Write out the listing below in full and exactly, leaving out every picture.

Records provided –
* Begin *
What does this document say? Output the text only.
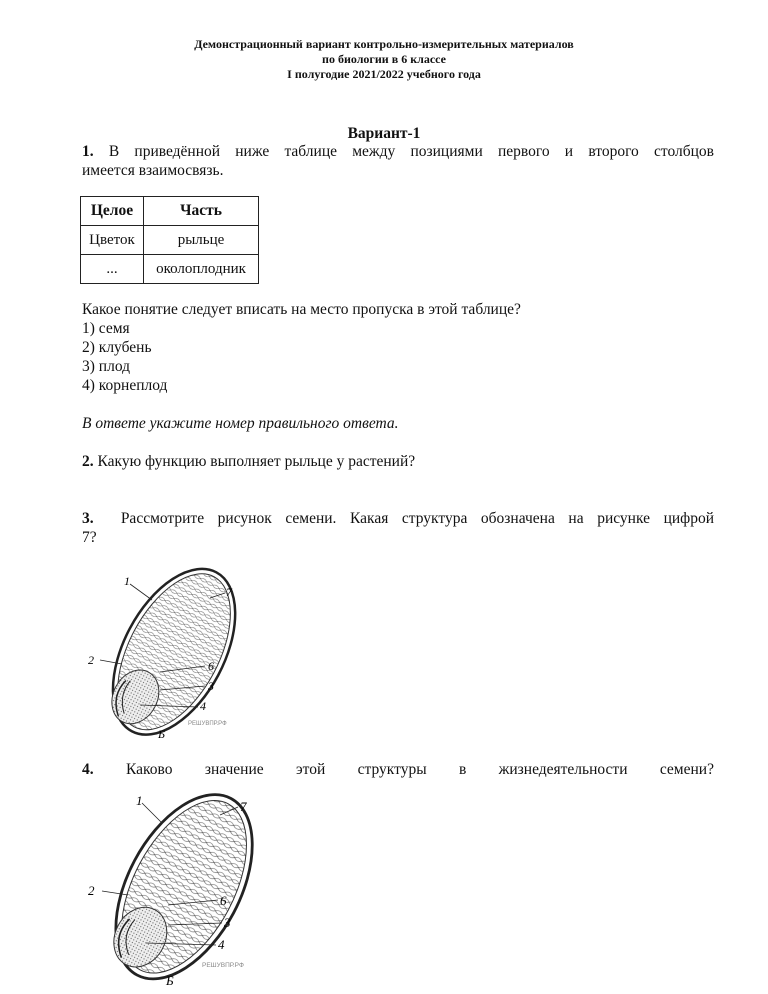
Демонстрационный вариант контрольно-измерительных материалов
по биологии в 6 классе
I полугодие 2021/2022 учебного года
Вариант-1
1. В приведённой ниже таблице между позициями первого и второго столбцов
имеется взаимосвязь.
Целое	Часть
Цветок	рыльце
...	околоплодник
Какое понятие следует вписать на место пропуска в этой таблице?
1) семя
2) клубень
3) плод
4) корнеплод
В ответе укажите номер правильного ответа.
2. Какую функцию выполняет рыльце у растений?
3. Рассмотрите рисунок семени. Какая структура обозначена на рисунке цифрой
7?
1
7
2	6
3
4
Б
РЕШУВПР.РФ
4. Каково значение этой структуры в жизнедеятельности семени?
1	7
2
6
3
4
Б
РЕШУВПР.РФ
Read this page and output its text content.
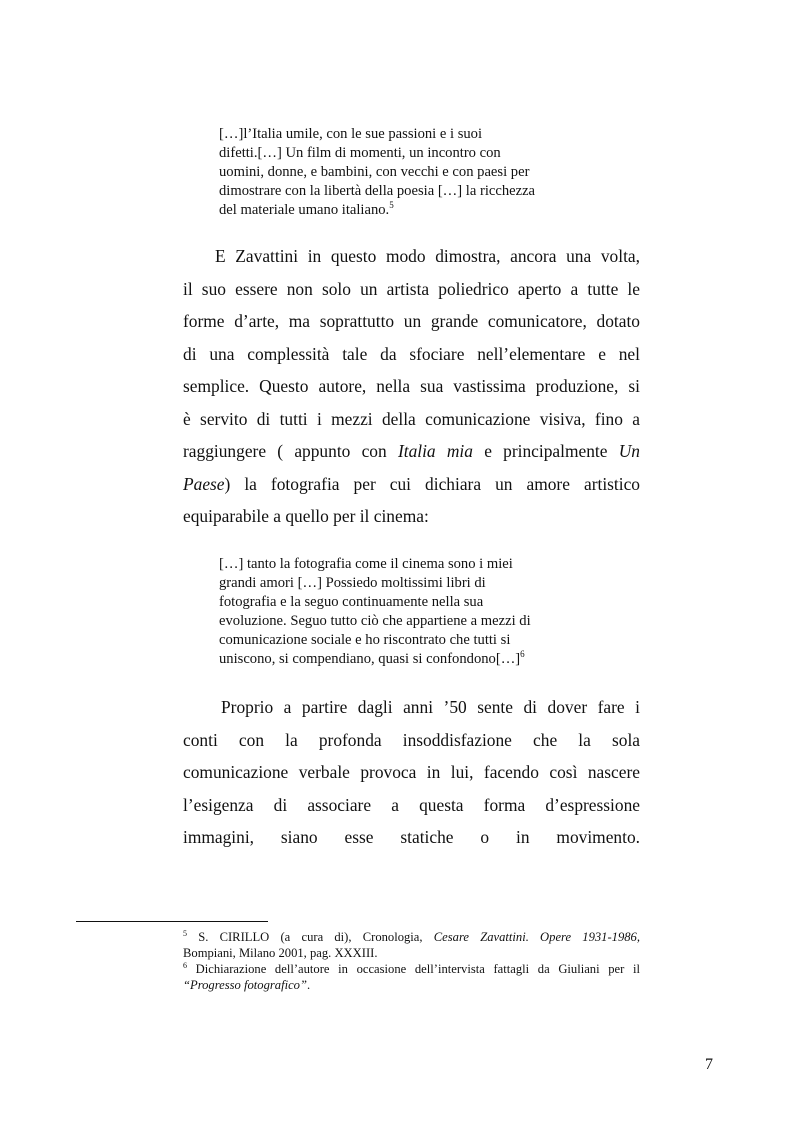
[…]l’Italia umile, con le sue passioni e i suoi
difetti.[…] Un film di momenti, un incontro con
uomini, donne, e bambini, con vecchi e con paesi per
dimostrare con la libertà della poesia […] la ricchezza
del materiale umano italiano.$^5$
E Zavattini in questo modo dimostra, ancora una volta,
il suo essere non solo un artista poliedrico aperto a tutte le
forme d’arte, ma soprattutto un grande comunicatore, dotato
di una complessità tale da sfociare nell’elementare e nel
semplice. Questo autore, nella sua vastissima produzione, si
è servito di tutti i mezzi della comunicazione visiva, fino a
raggiungere ( appunto con Italia mia e principalmente Un
Paese) la fotografia per cui dichiara un amore artistico
equiparabile a quello per il cinema:
[…] tanto la fotografia come il cinema sono i miei
grandi amori […] Possiedo moltissimi libri di
fotografia e la seguo continuamente nella sua
evoluzione. Seguo tutto ciò che appartiene a mezzi di
comunicazione sociale e ho riscontrato che tutti si
uniscono, si compendiano, quasi si confondono[…]$^6$
Proprio a partire dagli anni ’50 sente di dover fare i
conti con la profonda insoddisfazione che la sola
comunicazione verbale provoca in lui, facendo così nascere
l’esigenza di associare a questa forma d’espressione
immagini, siano esse statiche o in movimento.
$^5$ S. CIRILLO (a cura di), Cronologia, Cesare Zavattini. Opere 1931-1986,
Bompiani, Milano 2001, pag. XXXIII.
$^6$ Dichiarazione dell’autore in occasione dell’intervista fattagli da Giuliani per il
“Progresso fotografico”.
7
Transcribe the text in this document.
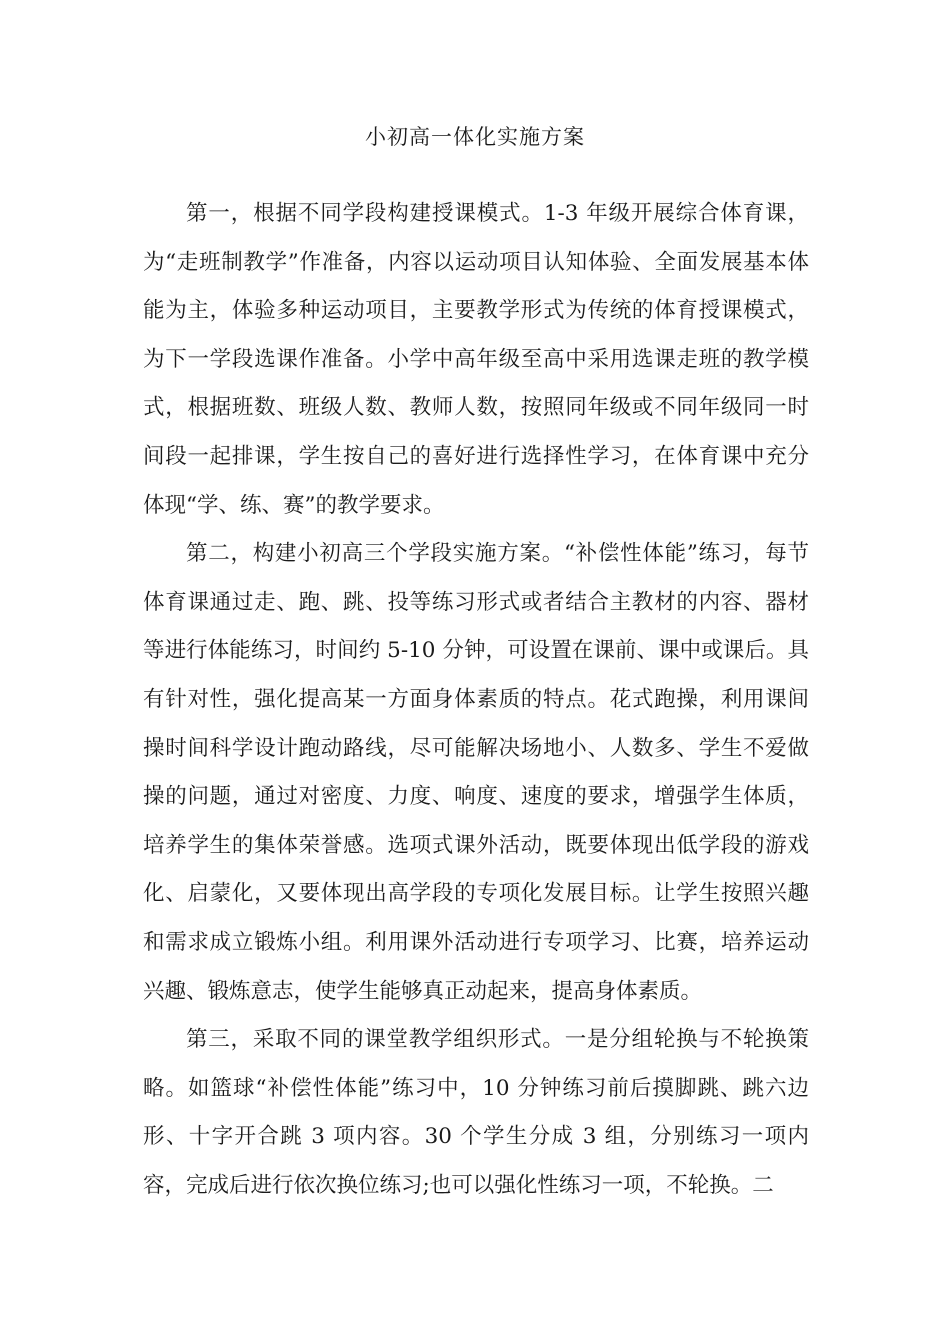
小初高一体化实施方案

第一，根据不同学段构建授课模式。1-3 年级开展综合体育课，为“走班制教学”作准备，内容以运动项目认知体验、全面发展基本体能为主，体验多种运动项目，主要教学形式为传统的体育授课模式，为下一学段选课作准备。小学中高年级至高中采用选课走班的教学模式，根据班数、班级人数、教师人数，按照同年级或不同年级同一时间段一起排课，学生按自己的喜好进行选择性学习，在体育课中充分体现“学、练、赛”的教学要求。

第二，构建小初高三个学段实施方案。“补偿性体能”练习，每节体育课通过走、跑、跳、投等练习形式或者结合主教材的内容、器材等进行体能练习，时间约 5-10 分钟，可设置在课前、课中或课后。具有针对性，强化提高某一方面身体素质的特点。花式跑操，利用课间操时间科学设计跑动路线，尽可能解决场地小、人数多、学生不爱做操的问题，通过对密度、力度、响度、速度的要求，增强学生体质，培养学生的集体荣誉感。选项式课外活动，既要体现出低学段的游戏化、启蒙化，又要体现出高学段的专项化发展目标。让学生按照兴趣和需求成立锻炼小组。利用课外活动进行专项学习、比赛，培养运动兴趣、锻炼意志，使学生能够真正动起来，提高身体素质。

第三，采取不同的课堂教学组织形式。一是分组轮换与不轮换策略。如篮球“补偿性体能”练习中，10 分钟练习前后摸脚跳、跳六边形、十字开合跳 3 项内容。30 个学生分成 3 组，分别练习一项内容，完成后进行依次换位练习;也可以强化性练习一项，不轮换。二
* End *
Response –
What does this document say? Output the text only.
Демонстрационный вариант контрольно-измерительных материалов
по биологии в 6 классе
I полугодие 2021/2022 учебного года
Вариант-1
1. В приведённой ниже таблице между позициями первого и второго столбцов
имеется взаимосвязь.
Целое	Часть
Цветок	рыльце
...	околоплодник
Какое понятие следует вписать на место пропуска в этой таблице?
1) семя
2) клубень
3) плод
4) корнеплод
В ответе укажите номер правильного ответа.
2. Какую функцию выполняет рыльце у растений?
3. Рассмотрите рисунок семени. Какая структура обозначена на рисунке цифрой
7?
1
7
2	6
3
4
Б
РЕШУВПР.РФ
4. Каково значение этой структуры в жизнедеятельности семени?
1	7
2
6
3
4
Б
РЕШУВПР.РФ
Read this page and output its text content.
[…]l’Italia umile, con le sue passioni e i suoi
difetti.[…] Un film di momenti, un incontro con
uomini, donne, e bambini, con vecchi e con paesi per
dimostrare con la libertà della poesia […] la ricchezza
del materiale umano italiano.$^5$
E Zavattini in questo modo dimostra, ancora una volta,
il suo essere non solo un artista poliedrico aperto a tutte le
forme d’arte, ma soprattutto un grande comunicatore, dotato
di una complessità tale da sfociare nell’elementare e nel
semplice. Questo autore, nella sua vastissima produzione, si
è servito di tutti i mezzi della comunicazione visiva, fino a
raggiungere ( appunto con Italia mia e principalmente Un
Paese) la fotografia per cui dichiara un amore artistico
equiparabile a quello per il cinema:
[…] tanto la fotografia come il cinema sono i miei
grandi amori […] Possiedo moltissimi libri di
fotografia e la seguo continuamente nella sua
evoluzione. Seguo tutto ciò che appartiene a mezzi di
comunicazione sociale e ho riscontrato che tutti si
uniscono, si compendiano, quasi si confondono[…]$^6$
Proprio a partire dagli anni ’50 sente di dover fare i
conti con la profonda insoddisfazione che la sola
comunicazione verbale provoca in lui, facendo così nascere
l’esigenza di associare a questa forma d’espressione
immagini, siano esse statiche o in movimento.
$^5$ S. CIRILLO (a cura di), Cronologia, Cesare Zavattini. Opere 1931-1986,
Bompiani, Milano 2001, pag. XXXIII.
$^6$ Dichiarazione dell’autore in occasione dell’intervista fattagli da Giuliani per il
“Progresso fotografico”.
7
Transcribe the text in this document.
小初高一体化实施方案

第一，根据不同学段构建授课模式。1-3 年级开展综合体育课，为“走班制教学”作准备，内容以运动项目认知体验、全面发展基本体能为主，体验多种运动项目，主要教学形式为传统的体育授课模式，为下一学段选课作准备。小学中高年级至高中采用选课走班的教学模式，根据班数、班级人数、教师人数，按照同年级或不同年级同一时间段一起排课，学生按自己的喜好进行选择性学习，在体育课中充分体现“学、练、赛”的教学要求。

第二，构建小初高三个学段实施方案。“补偿性体能”练习，每节体育课通过走、跑、跳、投等练习形式或者结合主教材的内容、器材等进行体能练习，时间约 5-10 分钟，可设置在课前、课中或课后。具有针对性，强化提高某一方面身体素质的特点。花式跑操，利用课间操时间科学设计跑动路线，尽可能解决场地小、人数多、学生不爱做操的问题，通过对密度、力度、响度、速度的要求，增强学生体质，培养学生的集体荣誉感。选项式课外活动，既要体现出低学段的游戏化、启蒙化，又要体现出高学段的专项化发展目标。让学生按照兴趣和需求成立锻炼小组。利用课外活动进行专项学习、比赛，培养运动兴趣、锻炼意志，使学生能够真正动起来，提高身体素质。

第三，采取不同的课堂教学组织形式。一是分组轮换与不轮换策略。如篮球“补偿性体能”练习中，10 分钟练习前后摸脚跳、跳六边形、十字开合跳 3 项内容。30 个学生分成 3 组，分别练习一项内容，完成后进行依次换位练习;也可以强化性练习一项，不轮换。二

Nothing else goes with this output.